* Begin *

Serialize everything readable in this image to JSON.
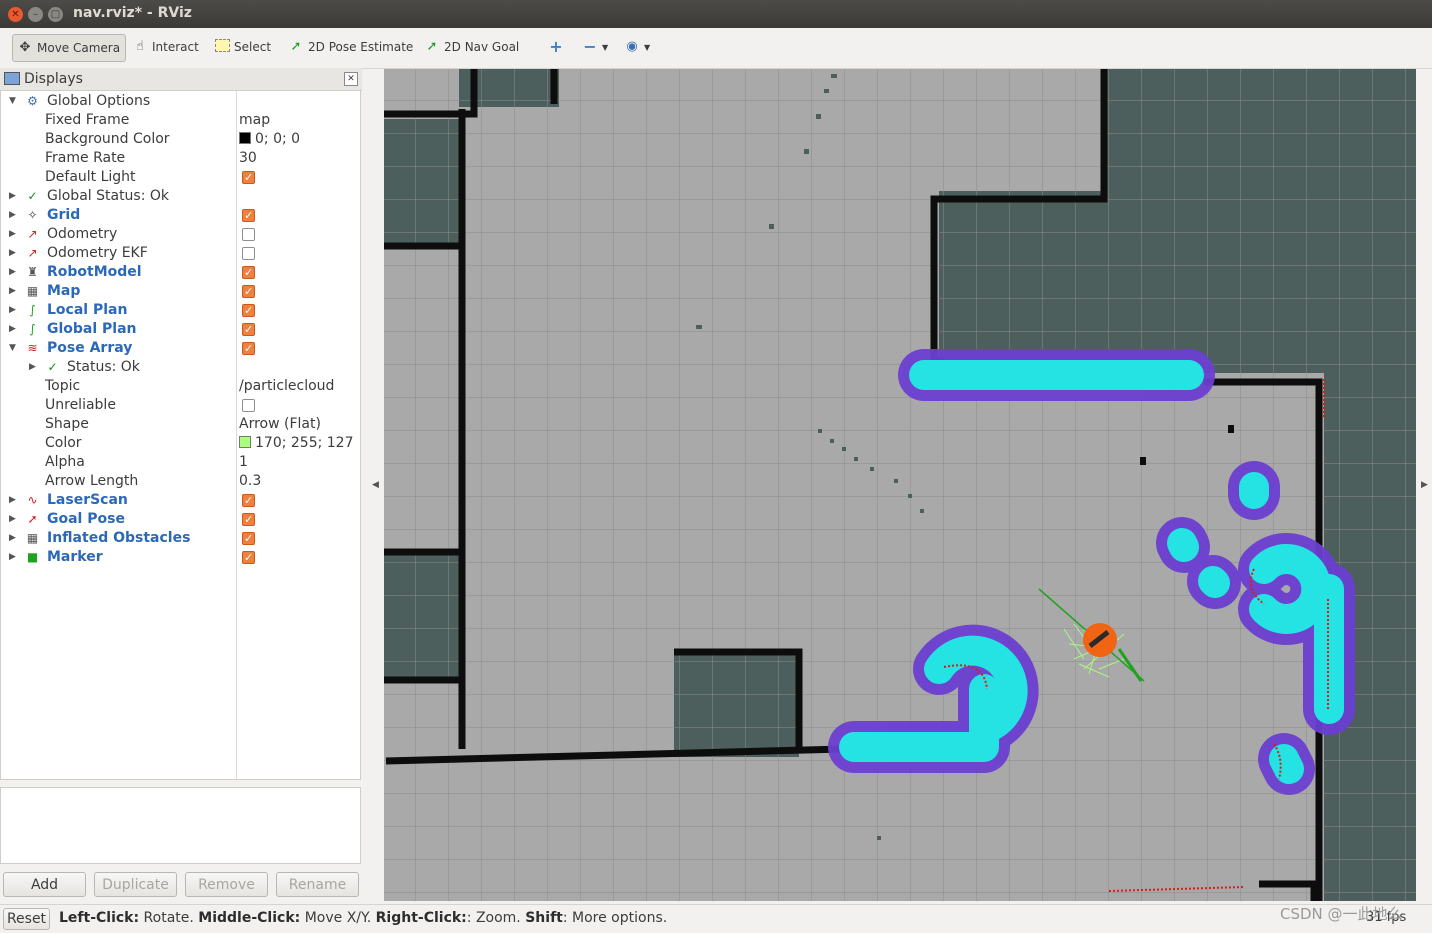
{
  "window": {
    "title": "nav.rviz* - RViz"
  },
  "toolbar": {
    "tools": [
      {
        "label": "Move Camera",
        "icon": "move-camera-icon"
      },
      {
        "label": "Interact",
        "icon": "hand-icon"
      },
      {
        "label": "Select",
        "icon": "select-box-icon"
      },
      {
        "label": "2D Pose Estimate",
        "icon": "green-arrow-icon"
      },
      {
        "label": "2D Nav Goal",
        "icon": "green-arrow-icon"
      }
    ],
    "icons": [
      "plus-icon",
      "minus-icon",
      "eye-icon"
    ]
  },
  "displays": {
    "title": "Displays",
    "rows": [
      {
        "name": "Global Options",
        "value": "",
        "expander": "open",
        "icon": "gear-icon"
      },
      {
        "name": "Fixed Frame",
        "value": "map"
      },
      {
        "name": "Background Color",
        "value": "0; 0; 0",
        "swatch": "#000000"
      },
      {
        "name": "Frame Rate",
        "value": "30"
      },
      {
        "name": "Default Light",
        "checked": true
      },
      {
        "name": "Global Status: Ok",
        "expander": "closed",
        "icon": "check-icon"
      },
      {
        "name": "Grid",
        "checked": true,
        "expander": "closed",
        "icon": "grid-icon",
        "blue": true
      },
      {
        "name": "Odometry",
        "checked": false,
        "expander": "closed",
        "icon": "odometry-icon"
      },
      {
        "name": "Odometry EKF",
        "checked": false,
        "expander": "closed",
        "icon": "odometry-icon"
      },
      {
        "name": "RobotModel",
        "checked": true,
        "expander": "closed",
        "icon": "robot-icon",
        "blue": true
      },
      {
        "name": "Map",
        "checked": true,
        "expander": "closed",
        "icon": "map-icon",
        "blue": true
      },
      {
        "name": "Local Plan",
        "checked": true,
        "expander": "closed",
        "icon": "path-icon",
        "blue": true
      },
      {
        "name": "Global Plan",
        "checked": true,
        "expander": "closed",
        "icon": "path-icon",
        "blue": true
      },
      {
        "name": "Pose Array",
        "checked": true,
        "expander": "open",
        "icon": "pose-array-icon",
        "blue": true
      },
      {
        "name": "Status: Ok",
        "expander": "closed",
        "icon": "check-icon",
        "indent": 2
      },
      {
        "name": "Topic",
        "value": "/particlecloud"
      },
      {
        "name": "Unreliable",
        "checked": false
      },
      {
        "name": "Shape",
        "value": "Arrow (Flat)"
      },
      {
        "name": "Color",
        "value": "170; 255; 127",
        "swatch": "#aaff7f"
      },
      {
        "name": "Alpha",
        "value": "1"
      },
      {
        "name": "Arrow Length",
        "value": "0.3"
      },
      {
        "name": "LaserScan",
        "checked": true,
        "expander": "closed",
        "icon": "laser-icon",
        "blue": true
      },
      {
        "name": "Goal Pose",
        "checked": true,
        "expander": "closed",
        "icon": "goal-icon",
        "blue": true
      },
      {
        "name": "Inflated Obstacles",
        "checked": true,
        "expander": "closed",
        "icon": "map-icon",
        "blue": true
      },
      {
        "name": "Marker",
        "checked": true,
        "expander": "closed",
        "icon": "cube-icon",
        "blue": true
      }
    ]
  },
  "buttons": {
    "add": "Add",
    "duplicate": "Duplicate",
    "remove": "Remove",
    "rename": "Rename"
  },
  "status": {
    "reset": "Reset",
    "help": [
      {
        "b": "Left-Click:",
        "t": " Rotate. "
      },
      {
        "b": "Middle-Click:",
        "t": " Move X/Y. "
      },
      {
        "b": "Right-Click:",
        "t": ": Zoom. "
      },
      {
        "b": "Shift",
        "t": ": More options."
      }
    ],
    "fps": "31 fps"
  },
  "watermark": "CSDN @一此地么",
  "colors": {
    "accent": "#f08040",
    "blue_label": "#2b69b8",
    "map_free": "#a9a9a9",
    "map_unknown": "#4c5f5c",
    "inflation": "#25e3e3"
  }
}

* End *

### [DIRECTIONS FOR THIS TASK]
Repeat the listing in full and exactly. Do not include any images.

### [REPLY]
Serialize everything readable in this image to JSON.
{
  "window": {
    "title": "nav.rviz* - RViz"
  },
  "toolbar": {
    "tools": [
      {
        "label": "Move Camera",
        "icon": "move-camera-icon"
      },
      {
        "label": "Interact",
        "icon": "hand-icon"
      },
      {
        "label": "Select",
        "icon": "select-box-icon"
      },
      {
        "label": "2D Pose Estimate",
        "icon": "green-arrow-icon"
      },
      {
        "label": "2D Nav Goal",
        "icon": "green-arrow-icon"
      }
    ],
    "icons": [
      "plus-icon",
      "minus-icon",
      "eye-icon"
    ]
  },
  "displays": {
    "title": "Displays",
    "rows": [
      {
        "name": "Global Options",
        "value": "",
        "expander": "open",
        "icon": "gear-icon"
      },
      {
        "name": "Fixed Frame",
        "value": "map"
      },
      {
        "name": "Background Color",
        "value": "0; 0; 0",
        "swatch": "#000000"
      },
      {
        "name": "Frame Rate",
        "value": "30"
      },
      {
        "name": "Default Light",
        "checked": true
      },
      {
        "name": "Global Status: Ok",
        "expander": "closed",
        "icon": "check-icon"
      },
      {
        "name": "Grid",
        "checked": true,
        "expander": "closed",
        "icon": "grid-icon",
        "blue": true
      },
      {
        "name": "Odometry",
        "checked": false,
        "expander": "closed",
        "icon": "odometry-icon"
      },
      {
        "name": "Odometry EKF",
        "checked": false,
        "expander": "closed",
        "icon": "odometry-icon"
      },
      {
        "name": "RobotModel",
        "checked": true,
        "expander": "closed",
        "icon": "robot-icon",
        "blue": true
      },
      {
        "name": "Map",
        "checked": true,
        "expander": "closed",
        "icon": "map-icon",
        "blue": true
      },
      {
        "name": "Local Plan",
        "checked": true,
        "expander": "closed",
        "icon": "path-icon",
        "blue": true
      },
      {
        "name": "Global Plan",
        "checked": true,
        "expander": "closed",
        "icon": "path-icon",
        "blue": true
      },
      {
        "name": "Pose Array",
        "checked": true,
        "expander": "open",
        "icon": "pose-array-icon",
        "blue": true
      },
      {
        "name": "Status: Ok",
        "expander": "closed",
        "icon": "check-icon",
        "indent": 2
      },
      {
        "name": "Topic",
        "value": "/particlecloud"
      },
      {
        "name": "Unreliable",
        "checked": false
      },
      {
        "name": "Shape",
        "value": "Arrow (Flat)"
      },
      {
        "name": "Color",
        "value": "170; 255; 127",
        "swatch": "#aaff7f"
      },
      {
        "name": "Alpha",
        "value": "1"
      },
      {
        "name": "Arrow Length",
        "value": "0.3"
      },
      {
        "name": "LaserScan",
        "checked": true,
        "expander": "closed",
        "icon": "laser-icon",
        "blue": true
      },
      {
        "name": "Goal Pose",
        "checked": true,
        "expander": "closed",
        "icon": "goal-icon",
        "blue": true
      },
      {
        "name": "Inflated Obstacles",
        "checked": true,
        "expander": "closed",
        "icon": "map-icon",
        "blue": true
      },
      {
        "name": "Marker",
        "checked": true,
        "expander": "closed",
        "icon": "cube-icon",
        "blue": true
      }
    ]
  },
  "buttons": {
    "add": "Add",
    "duplicate": "Duplicate",
    "remove": "Remove",
    "rename": "Rename"
  },
  "status": {
    "reset": "Reset",
    "help": [
      {
        "b": "Left-Click:",
        "t": " Rotate. "
      },
      {
        "b": "Middle-Click:",
        "t": " Move X/Y. "
      },
      {
        "b": "Right-Click:",
        "t": ": Zoom. "
      },
      {
        "b": "Shift",
        "t": ": More options."
      }
    ],
    "fps": "31 fps"
  },
  "watermark": "CSDN @一此地么",
  "colors": {
    "accent": "#f08040",
    "blue_label": "#2b69b8",
    "map_free": "#a9a9a9",
    "map_unknown": "#4c5f5c",
    "inflation": "#25e3e3"
  }
}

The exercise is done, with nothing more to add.